§ **WHAT THIS TASK INVOLVES**: Transcribe each of the records below exactly, excluding all pictures.
-- Begin DATA LINES --
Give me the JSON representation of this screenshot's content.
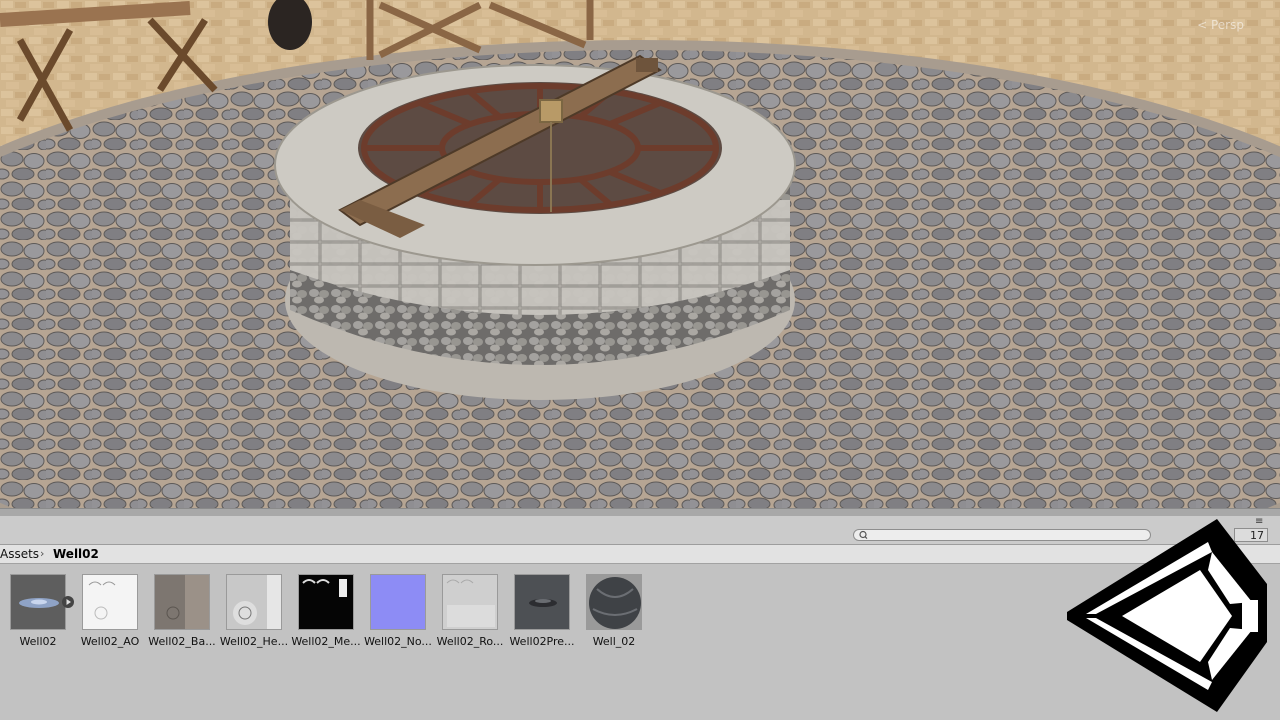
{
  "scene": {
    "perspective_label": "< Persp"
  },
  "project_panel": {
    "search_placeholder": "",
    "count_label": "17",
    "breadcrumb": {
      "root": "Assets",
      "separator": "›",
      "current": "Well02"
    },
    "assets": [
      {
        "label": "Well02",
        "thumb": "mesh-prefab",
        "color": "#5e5e5e"
      },
      {
        "label": "Well02_AO",
        "thumb": "ao-texture",
        "color": "#f4f4f4"
      },
      {
        "label": "Well02_Ba...",
        "thumb": "base-texture",
        "color": "#7d7670"
      },
      {
        "label": "Well02_He...",
        "thumb": "height-texture",
        "color": "#c8c8c8"
      },
      {
        "label": "Well02_Me...",
        "thumb": "metal-texture",
        "color": "#050505"
      },
      {
        "label": "Well02_No...",
        "thumb": "normal-texture",
        "color": "#8d8cf5"
      },
      {
        "label": "Well02_Ro...",
        "thumb": "rough-texture",
        "color": "#cfcfcf"
      },
      {
        "label": "Well02Pre...",
        "thumb": "prefab",
        "color": "#4d5054"
      },
      {
        "label": "Well_02",
        "thumb": "material-sphere",
        "color": "#3f4246"
      }
    ]
  },
  "colors": {
    "panel_bg": "#c2c2c2",
    "toolbar_bg": "#cbcbcb",
    "breadcrumb_bg": "#e2e2e2"
  }
}
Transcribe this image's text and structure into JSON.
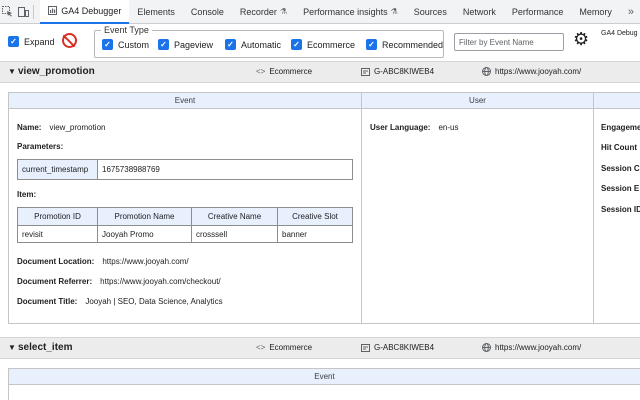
{
  "devtools_tabs": {
    "icons": [
      "inspect-element",
      "device-toolbar"
    ],
    "items": [
      {
        "label": "GA4 Debugger",
        "active": true
      },
      {
        "label": "Elements"
      },
      {
        "label": "Console"
      },
      {
        "label": "Recorder",
        "experimental": true
      },
      {
        "label": "Performance insights",
        "experimental": true
      },
      {
        "label": "Sources"
      },
      {
        "label": "Network"
      },
      {
        "label": "Performance"
      },
      {
        "label": "Memory"
      }
    ],
    "more": "»",
    "experimental_glyph": "⚗"
  },
  "toolbar": {
    "expand_label": "Expand",
    "check_mark": "✓",
    "event_type_legend": "Event Type",
    "event_types": [
      "Custom",
      "Pageview",
      "Automatic",
      "Ecommerce",
      "Recommended"
    ],
    "filter_placeholder": "Filter by Event Name",
    "gear": "⚙",
    "corner_label": "GA4 Debug"
  },
  "events": [
    {
      "toggle": "▼",
      "name": "view_promotion",
      "type_icon": "<>",
      "type": "Ecommerce",
      "measurement_id": "G-ABC8KIWEB4",
      "url": "https://www.jooyah.com/",
      "event_panel": {
        "header": "Event",
        "name_label": "Name:",
        "name_value": "view_promotion",
        "parameters_label": "Parameters:",
        "parameters": [
          {
            "key": "current_timestamp",
            "value": "1675738988769"
          }
        ],
        "item_label": "Item:",
        "item_columns": [
          "Promotion ID",
          "Promotion Name",
          "Creative Name",
          "Creative Slot"
        ],
        "item_rows": [
          [
            "revisit",
            "Jooyah Promo",
            "crosssell",
            "banner"
          ]
        ],
        "location_label": "Document Location:",
        "location_value": "https://www.jooyah.com/",
        "referrer_label": "Document Referrer:",
        "referrer_value": "https://www.jooyah.com/checkout/",
        "title_label": "Document Title:",
        "title_value": "Jooyah | SEO, Data Science, Analytics"
      },
      "user_panel": {
        "header": "User",
        "language_label": "User Language:",
        "language_value": "en-us"
      },
      "session_panel": {
        "labels": [
          "Engageme",
          "Hit Count",
          "Session C",
          "Session E",
          "Session ID"
        ]
      }
    },
    {
      "toggle": "▼",
      "name": "select_item",
      "type_icon": "<>",
      "type": "Ecommerce",
      "measurement_id": "G-ABC8KIWEB4",
      "url": "https://www.jooyah.com/",
      "event_panel": {
        "header": "Event"
      }
    }
  ]
}
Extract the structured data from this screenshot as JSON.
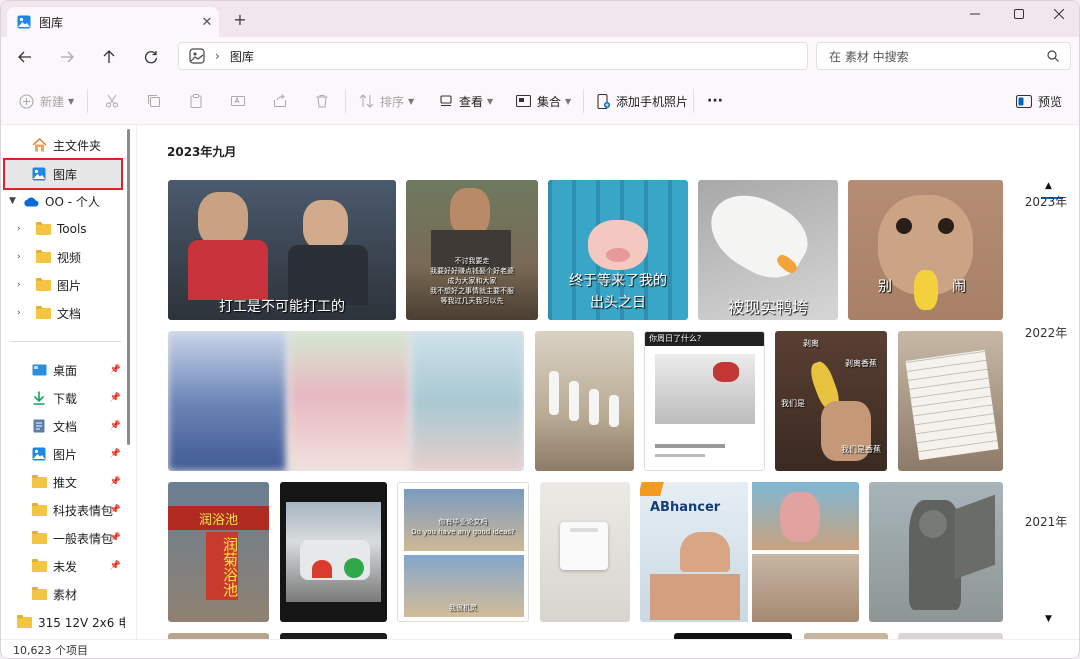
{
  "tab": {
    "title": "图库",
    "close": "✕",
    "new": "+"
  },
  "window_controls": {
    "minimize": "—",
    "maximize": "☐",
    "close": "✕"
  },
  "address": {
    "crumb": "图库"
  },
  "search": {
    "placeholder": "在 素材 中搜索"
  },
  "toolbar": {
    "new": "新建",
    "sort": "排序",
    "view": "查看",
    "collection": "集合",
    "add_phone_photos": "添加手机照片",
    "more": "···",
    "preview": "预览"
  },
  "sidebar": {
    "home": "主文件夹",
    "gallery": "图库",
    "onedrive": "OO - 个人",
    "tree": [
      "Tools",
      "视频",
      "图片",
      "文档"
    ],
    "pinned": [
      "桌面",
      "下载",
      "文档",
      "图片",
      "推文",
      "科技表情包",
      "一般表情包",
      "未发",
      "素材",
      "315 12V 2x6 电"
    ]
  },
  "content": {
    "section_title": "2023年九月",
    "timeline": [
      "2023年",
      "2022年",
      "2021年"
    ],
    "captions": {
      "c1": "打工是不可能打工的",
      "c2_lines": [
        "不讨我要走",
        "我要好好赚点钱娶个好老婆",
        "成为大家和大家",
        "我不想好之事情就主要不服",
        "等我过几天我可以先"
      ],
      "c3_lines": [
        "终于等来了我的",
        "出头之日"
      ],
      "c4": "被现实鸭垮",
      "c5a": "别",
      "c5b": "闹",
      "c9": "你周日了什么?",
      "c10_lines": [
        "剥离",
        "剥离香蕉",
        "我们是",
        "我们是香蕉"
      ],
      "c12_lines": [
        "润浴池",
        "润菊浴池"
      ],
      "c14_lines": [
        "你有毕业论文吗",
        "Do you have any good ideas?",
        "我很机灵"
      ],
      "c16": "ABhancer"
    }
  },
  "status": {
    "count": "10,623 个项目"
  },
  "colors": {
    "accent": "#0067c0",
    "selection_outline": "#e0212b",
    "folder": "#f3c543"
  }
}
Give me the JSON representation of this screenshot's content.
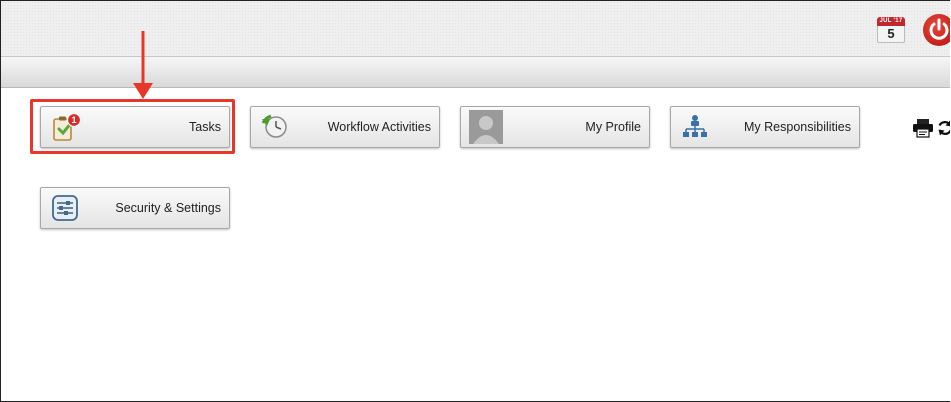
-- End DATA LINES --
§ **THE ANSWER**:
Give me the JSON representation of this screenshot's content.
{
  "scene": {
    "perspective_label": "< Persp"
  },
  "project_panel": {
    "search_placeholder": "",
    "count_label": "17",
    "breadcrumb": {
      "root": "Assets",
      "separator": "›",
      "current": "Well02"
    },
    "assets": [
      {
        "label": "Well02",
        "thumb": "mesh-prefab",
        "color": "#5e5e5e"
      },
      {
        "label": "Well02_AO",
        "thumb": "ao-texture",
        "color": "#f4f4f4"
      },
      {
        "label": "Well02_Ba...",
        "thumb": "base-texture",
        "color": "#7d7670"
      },
      {
        "label": "Well02_He...",
        "thumb": "height-texture",
        "color": "#c8c8c8"
      },
      {
        "label": "Well02_Me...",
        "thumb": "metal-texture",
        "color": "#050505"
      },
      {
        "label": "Well02_No...",
        "thumb": "normal-texture",
        "color": "#8d8cf5"
      },
      {
        "label": "Well02_Ro...",
        "thumb": "rough-texture",
        "color": "#cfcfcf"
      },
      {
        "label": "Well02Pre...",
        "thumb": "prefab",
        "color": "#4d5054"
      },
      {
        "label": "Well_02",
        "thumb": "material-sphere",
        "color": "#3f4246"
      }
    ]
  },
  "colors": {
    "panel_bg": "#c2c2c2",
    "toolbar_bg": "#cbcbcb",
    "breadcrumb_bg": "#e2e2e2"
  }
}
Transcribe this image's text and structure into JSON.
{
  "devtools_tabs": {
    "icons": [
      "inspect-element",
      "device-toolbar"
    ],
    "items": [
      {
        "label": "GA4 Debugger",
        "active": true
      },
      {
        "label": "Elements"
      },
      {
        "label": "Console"
      },
      {
        "label": "Recorder",
        "experimental": true
      },
      {
        "label": "Performance insights",
        "experimental": true
      },
      {
        "label": "Sources"
      },
      {
        "label": "Network"
      },
      {
        "label": "Performance"
      },
      {
        "label": "Memory"
      }
    ],
    "more": "»",
    "experimental_glyph": "⚗"
  },
  "toolbar": {
    "expand_label": "Expand",
    "check_mark": "✓",
    "event_type_legend": "Event Type",
    "event_types": [
      "Custom",
      "Pageview",
      "Automatic",
      "Ecommerce",
      "Recommended"
    ],
    "filter_placeholder": "Filter by Event Name",
    "gear": "⚙",
    "corner_label": "GA4 Debug"
  },
  "events": [
    {
      "toggle": "▼",
      "name": "view_promotion",
      "type_icon": "<>",
      "type": "Ecommerce",
      "measurement_id": "G-ABC8KIWEB4",
      "url": "https://www.jooyah.com/",
      "event_panel": {
        "header": "Event",
        "name_label": "Name:",
        "name_value": "view_promotion",
        "parameters_label": "Parameters:",
        "parameters": [
          {
            "key": "current_timestamp",
            "value": "1675738988769"
          }
        ],
        "item_label": "Item:",
        "item_columns": [
          "Promotion ID",
          "Promotion Name",
          "Creative Name",
          "Creative Slot"
        ],
        "item_rows": [
          [
            "revisit",
            "Jooyah Promo",
            "crosssell",
            "banner"
          ]
        ],
        "location_label": "Document Location:",
        "location_value": "https://www.jooyah.com/",
        "referrer_label": "Document Referrer:",
        "referrer_value": "https://www.jooyah.com/checkout/",
        "title_label": "Document Title:",
        "title_value": "Jooyah | SEO, Data Science, Analytics"
      },
      "user_panel": {
        "header": "User",
        "language_label": "User Language:",
        "language_value": "en-us"
      },
      "session_panel": {
        "labels": [
          "Engageme",
          "Hit Count",
          "Session C",
          "Session E",
          "Session ID"
        ]
      }
    },
    {
      "toggle": "▼",
      "name": "select_item",
      "type_icon": "<>",
      "type": "Ecommerce",
      "measurement_id": "G-ABC8KIWEB4",
      "url": "https://www.jooyah.com/",
      "event_panel": {
        "header": "Event"
      }
    }
  ]
}
Extract the structured data from this screenshot as JSON.
{
  "tab": {
    "title": "图库",
    "close": "✕",
    "new": "+"
  },
  "window_controls": {
    "minimize": "—",
    "maximize": "☐",
    "close": "✕"
  },
  "address": {
    "crumb": "图库"
  },
  "search": {
    "placeholder": "在 素材 中搜索"
  },
  "toolbar": {
    "new": "新建",
    "sort": "排序",
    "view": "查看",
    "collection": "集合",
    "add_phone_photos": "添加手机照片",
    "more": "···",
    "preview": "预览"
  },
  "sidebar": {
    "home": "主文件夹",
    "gallery": "图库",
    "onedrive": "OO - 个人",
    "tree": [
      "Tools",
      "视频",
      "图片",
      "文档"
    ],
    "pinned": [
      "桌面",
      "下载",
      "文档",
      "图片",
      "推文",
      "科技表情包",
      "一般表情包",
      "未发",
      "素材",
      "315 12V 2x6 电"
    ]
  },
  "content": {
    "section_title": "2023年九月",
    "timeline": [
      "2023年",
      "2022年",
      "2021年"
    ],
    "captions": {
      "c1": "打工是不可能打工的",
      "c2_lines": [
        "不讨我要走",
        "我要好好赚点钱娶个好老婆",
        "成为大家和大家",
        "我不想好之事情就主要不服",
        "等我过几天我可以先"
      ],
      "c3_lines": [
        "终于等来了我的",
        "出头之日"
      ],
      "c4": "被现实鸭垮",
      "c5a": "别",
      "c5b": "闹",
      "c9": "你周日了什么?",
      "c10_lines": [
        "剥离",
        "剥离香蕉",
        "我们是",
        "我们是香蕉"
      ],
      "c12_lines": [
        "润浴池",
        "润菊浴池"
      ],
      "c14_lines": [
        "你有毕业论文吗",
        "Do you have any good ideas?",
        "我很机灵"
      ],
      "c16": "ABhancer"
    }
  },
  "status": {
    "count": "10,623 个项目"
  },
  "colors": {
    "accent": "#0067c0",
    "selection_outline": "#e0212b",
    "folder": "#f3c543"
  }
}
Give me the JSON representation of this screenshot's content.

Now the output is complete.